= INPUT MATERIAL =
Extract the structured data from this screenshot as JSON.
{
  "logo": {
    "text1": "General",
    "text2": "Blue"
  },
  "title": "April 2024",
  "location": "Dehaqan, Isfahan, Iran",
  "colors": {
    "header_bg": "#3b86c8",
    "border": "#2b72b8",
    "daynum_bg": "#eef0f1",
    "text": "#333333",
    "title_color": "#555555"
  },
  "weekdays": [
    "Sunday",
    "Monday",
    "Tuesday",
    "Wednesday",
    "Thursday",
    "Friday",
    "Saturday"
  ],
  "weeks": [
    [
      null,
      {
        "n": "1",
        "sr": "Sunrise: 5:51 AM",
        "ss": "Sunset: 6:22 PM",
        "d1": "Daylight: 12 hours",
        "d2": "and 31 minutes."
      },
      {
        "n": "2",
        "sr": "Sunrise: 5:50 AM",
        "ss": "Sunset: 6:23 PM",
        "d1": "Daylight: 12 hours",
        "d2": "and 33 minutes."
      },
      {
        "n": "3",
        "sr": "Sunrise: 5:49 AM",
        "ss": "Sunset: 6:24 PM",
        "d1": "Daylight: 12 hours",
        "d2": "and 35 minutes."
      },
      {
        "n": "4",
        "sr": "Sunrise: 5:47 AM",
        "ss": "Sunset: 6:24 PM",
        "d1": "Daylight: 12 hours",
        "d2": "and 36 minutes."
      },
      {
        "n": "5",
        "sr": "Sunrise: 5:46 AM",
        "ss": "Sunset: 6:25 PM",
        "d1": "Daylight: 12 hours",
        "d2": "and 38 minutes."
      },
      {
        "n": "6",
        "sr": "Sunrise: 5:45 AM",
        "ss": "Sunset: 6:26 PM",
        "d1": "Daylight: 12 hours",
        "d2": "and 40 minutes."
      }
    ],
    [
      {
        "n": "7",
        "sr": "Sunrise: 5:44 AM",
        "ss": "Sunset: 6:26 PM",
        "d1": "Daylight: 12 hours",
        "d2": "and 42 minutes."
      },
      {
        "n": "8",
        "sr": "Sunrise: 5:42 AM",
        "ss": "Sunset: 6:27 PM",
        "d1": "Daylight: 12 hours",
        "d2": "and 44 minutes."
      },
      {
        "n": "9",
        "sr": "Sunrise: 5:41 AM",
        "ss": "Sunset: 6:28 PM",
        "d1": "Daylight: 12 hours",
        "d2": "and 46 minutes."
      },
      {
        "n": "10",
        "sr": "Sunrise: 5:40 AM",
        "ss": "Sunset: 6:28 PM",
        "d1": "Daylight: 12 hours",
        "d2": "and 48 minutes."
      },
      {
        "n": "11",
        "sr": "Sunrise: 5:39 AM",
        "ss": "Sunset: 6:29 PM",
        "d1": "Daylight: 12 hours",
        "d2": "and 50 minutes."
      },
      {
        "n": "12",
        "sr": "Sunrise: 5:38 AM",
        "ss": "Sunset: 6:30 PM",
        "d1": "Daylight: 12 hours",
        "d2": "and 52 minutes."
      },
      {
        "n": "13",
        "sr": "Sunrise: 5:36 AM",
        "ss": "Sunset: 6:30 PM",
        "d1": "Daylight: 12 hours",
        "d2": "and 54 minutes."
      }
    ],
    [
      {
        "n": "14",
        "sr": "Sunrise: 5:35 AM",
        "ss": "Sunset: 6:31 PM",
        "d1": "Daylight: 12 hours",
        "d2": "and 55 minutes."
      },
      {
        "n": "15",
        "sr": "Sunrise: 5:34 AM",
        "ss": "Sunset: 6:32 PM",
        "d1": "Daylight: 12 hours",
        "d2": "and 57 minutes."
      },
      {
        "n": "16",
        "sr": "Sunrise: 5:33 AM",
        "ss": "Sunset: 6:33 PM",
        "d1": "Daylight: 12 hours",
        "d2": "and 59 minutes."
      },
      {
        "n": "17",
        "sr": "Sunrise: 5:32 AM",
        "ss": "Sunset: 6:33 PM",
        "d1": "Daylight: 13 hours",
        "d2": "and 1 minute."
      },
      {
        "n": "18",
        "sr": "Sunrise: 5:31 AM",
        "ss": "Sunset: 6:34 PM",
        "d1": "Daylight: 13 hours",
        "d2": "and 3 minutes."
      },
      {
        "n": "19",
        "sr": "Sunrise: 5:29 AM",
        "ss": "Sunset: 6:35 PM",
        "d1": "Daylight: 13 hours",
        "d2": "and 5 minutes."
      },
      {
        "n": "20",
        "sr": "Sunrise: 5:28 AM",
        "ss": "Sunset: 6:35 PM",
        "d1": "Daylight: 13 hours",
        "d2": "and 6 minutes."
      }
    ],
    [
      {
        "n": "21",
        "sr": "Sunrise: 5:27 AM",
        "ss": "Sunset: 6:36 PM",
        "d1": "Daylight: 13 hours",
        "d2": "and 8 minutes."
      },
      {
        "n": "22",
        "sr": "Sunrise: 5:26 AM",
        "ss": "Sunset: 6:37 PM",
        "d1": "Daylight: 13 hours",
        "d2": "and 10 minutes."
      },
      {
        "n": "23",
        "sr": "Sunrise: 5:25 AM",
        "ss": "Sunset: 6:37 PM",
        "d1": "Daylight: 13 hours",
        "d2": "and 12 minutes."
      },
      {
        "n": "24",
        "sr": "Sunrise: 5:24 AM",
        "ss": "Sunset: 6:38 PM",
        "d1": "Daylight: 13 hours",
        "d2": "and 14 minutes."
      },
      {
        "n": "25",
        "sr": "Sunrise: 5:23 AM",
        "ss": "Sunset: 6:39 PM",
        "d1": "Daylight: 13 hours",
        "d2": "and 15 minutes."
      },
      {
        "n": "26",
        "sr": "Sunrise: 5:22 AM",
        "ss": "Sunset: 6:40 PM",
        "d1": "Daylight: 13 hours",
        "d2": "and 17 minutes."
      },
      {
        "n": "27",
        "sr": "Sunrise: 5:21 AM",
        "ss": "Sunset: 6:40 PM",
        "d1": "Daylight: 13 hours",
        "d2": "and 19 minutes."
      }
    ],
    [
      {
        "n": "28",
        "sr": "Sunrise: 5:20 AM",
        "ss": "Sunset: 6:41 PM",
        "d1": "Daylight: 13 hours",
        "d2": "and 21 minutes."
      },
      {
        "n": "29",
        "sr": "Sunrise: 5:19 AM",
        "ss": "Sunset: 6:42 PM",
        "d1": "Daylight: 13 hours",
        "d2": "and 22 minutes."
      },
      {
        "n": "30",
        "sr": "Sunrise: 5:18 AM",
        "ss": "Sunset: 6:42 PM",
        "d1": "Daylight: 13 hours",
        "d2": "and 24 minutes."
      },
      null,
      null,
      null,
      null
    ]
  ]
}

= EXERCISE GOAL =
Extract the complete set of records unchanged.

= ANSWER IN FULL =
Extract the structured data from this screenshot as JSON.
{
  "logo": {
    "text1": "General",
    "text2": "Blue"
  },
  "title": "April 2024",
  "location": "Dehaqan, Isfahan, Iran",
  "colors": {
    "header_bg": "#3b86c8",
    "border": "#2b72b8",
    "daynum_bg": "#eef0f1",
    "text": "#333333",
    "title_color": "#555555"
  },
  "weekdays": [
    "Sunday",
    "Monday",
    "Tuesday",
    "Wednesday",
    "Thursday",
    "Friday",
    "Saturday"
  ],
  "weeks": [
    [
      null,
      {
        "n": "1",
        "sr": "Sunrise: 5:51 AM",
        "ss": "Sunset: 6:22 PM",
        "d1": "Daylight: 12 hours",
        "d2": "and 31 minutes."
      },
      {
        "n": "2",
        "sr": "Sunrise: 5:50 AM",
        "ss": "Sunset: 6:23 PM",
        "d1": "Daylight: 12 hours",
        "d2": "and 33 minutes."
      },
      {
        "n": "3",
        "sr": "Sunrise: 5:49 AM",
        "ss": "Sunset: 6:24 PM",
        "d1": "Daylight: 12 hours",
        "d2": "and 35 minutes."
      },
      {
        "n": "4",
        "sr": "Sunrise: 5:47 AM",
        "ss": "Sunset: 6:24 PM",
        "d1": "Daylight: 12 hours",
        "d2": "and 36 minutes."
      },
      {
        "n": "5",
        "sr": "Sunrise: 5:46 AM",
        "ss": "Sunset: 6:25 PM",
        "d1": "Daylight: 12 hours",
        "d2": "and 38 minutes."
      },
      {
        "n": "6",
        "sr": "Sunrise: 5:45 AM",
        "ss": "Sunset: 6:26 PM",
        "d1": "Daylight: 12 hours",
        "d2": "and 40 minutes."
      }
    ],
    [
      {
        "n": "7",
        "sr": "Sunrise: 5:44 AM",
        "ss": "Sunset: 6:26 PM",
        "d1": "Daylight: 12 hours",
        "d2": "and 42 minutes."
      },
      {
        "n": "8",
        "sr": "Sunrise: 5:42 AM",
        "ss": "Sunset: 6:27 PM",
        "d1": "Daylight: 12 hours",
        "d2": "and 44 minutes."
      },
      {
        "n": "9",
        "sr": "Sunrise: 5:41 AM",
        "ss": "Sunset: 6:28 PM",
        "d1": "Daylight: 12 hours",
        "d2": "and 46 minutes."
      },
      {
        "n": "10",
        "sr": "Sunrise: 5:40 AM",
        "ss": "Sunset: 6:28 PM",
        "d1": "Daylight: 12 hours",
        "d2": "and 48 minutes."
      },
      {
        "n": "11",
        "sr": "Sunrise: 5:39 AM",
        "ss": "Sunset: 6:29 PM",
        "d1": "Daylight: 12 hours",
        "d2": "and 50 minutes."
      },
      {
        "n": "12",
        "sr": "Sunrise: 5:38 AM",
        "ss": "Sunset: 6:30 PM",
        "d1": "Daylight: 12 hours",
        "d2": "and 52 minutes."
      },
      {
        "n": "13",
        "sr": "Sunrise: 5:36 AM",
        "ss": "Sunset: 6:30 PM",
        "d1": "Daylight: 12 hours",
        "d2": "and 54 minutes."
      }
    ],
    [
      {
        "n": "14",
        "sr": "Sunrise: 5:35 AM",
        "ss": "Sunset: 6:31 PM",
        "d1": "Daylight: 12 hours",
        "d2": "and 55 minutes."
      },
      {
        "n": "15",
        "sr": "Sunrise: 5:34 AM",
        "ss": "Sunset: 6:32 PM",
        "d1": "Daylight: 12 hours",
        "d2": "and 57 minutes."
      },
      {
        "n": "16",
        "sr": "Sunrise: 5:33 AM",
        "ss": "Sunset: 6:33 PM",
        "d1": "Daylight: 12 hours",
        "d2": "and 59 minutes."
      },
      {
        "n": "17",
        "sr": "Sunrise: 5:32 AM",
        "ss": "Sunset: 6:33 PM",
        "d1": "Daylight: 13 hours",
        "d2": "and 1 minute."
      },
      {
        "n": "18",
        "sr": "Sunrise: 5:31 AM",
        "ss": "Sunset: 6:34 PM",
        "d1": "Daylight: 13 hours",
        "d2": "and 3 minutes."
      },
      {
        "n": "19",
        "sr": "Sunrise: 5:29 AM",
        "ss": "Sunset: 6:35 PM",
        "d1": "Daylight: 13 hours",
        "d2": "and 5 minutes."
      },
      {
        "n": "20",
        "sr": "Sunrise: 5:28 AM",
        "ss": "Sunset: 6:35 PM",
        "d1": "Daylight: 13 hours",
        "d2": "and 6 minutes."
      }
    ],
    [
      {
        "n": "21",
        "sr": "Sunrise: 5:27 AM",
        "ss": "Sunset: 6:36 PM",
        "d1": "Daylight: 13 hours",
        "d2": "and 8 minutes."
      },
      {
        "n": "22",
        "sr": "Sunrise: 5:26 AM",
        "ss": "Sunset: 6:37 PM",
        "d1": "Daylight: 13 hours",
        "d2": "and 10 minutes."
      },
      {
        "n": "23",
        "sr": "Sunrise: 5:25 AM",
        "ss": "Sunset: 6:37 PM",
        "d1": "Daylight: 13 hours",
        "d2": "and 12 minutes."
      },
      {
        "n": "24",
        "sr": "Sunrise: 5:24 AM",
        "ss": "Sunset: 6:38 PM",
        "d1": "Daylight: 13 hours",
        "d2": "and 14 minutes."
      },
      {
        "n": "25",
        "sr": "Sunrise: 5:23 AM",
        "ss": "Sunset: 6:39 PM",
        "d1": "Daylight: 13 hours",
        "d2": "and 15 minutes."
      },
      {
        "n": "26",
        "sr": "Sunrise: 5:22 AM",
        "ss": "Sunset: 6:40 PM",
        "d1": "Daylight: 13 hours",
        "d2": "and 17 minutes."
      },
      {
        "n": "27",
        "sr": "Sunrise: 5:21 AM",
        "ss": "Sunset: 6:40 PM",
        "d1": "Daylight: 13 hours",
        "d2": "and 19 minutes."
      }
    ],
    [
      {
        "n": "28",
        "sr": "Sunrise: 5:20 AM",
        "ss": "Sunset: 6:41 PM",
        "d1": "Daylight: 13 hours",
        "d2": "and 21 minutes."
      },
      {
        "n": "29",
        "sr": "Sunrise: 5:19 AM",
        "ss": "Sunset: 6:42 PM",
        "d1": "Daylight: 13 hours",
        "d2": "and 22 minutes."
      },
      {
        "n": "30",
        "sr": "Sunrise: 5:18 AM",
        "ss": "Sunset: 6:42 PM",
        "d1": "Daylight: 13 hours",
        "d2": "and 24 minutes."
      },
      null,
      null,
      null,
      null
    ]
  ]
}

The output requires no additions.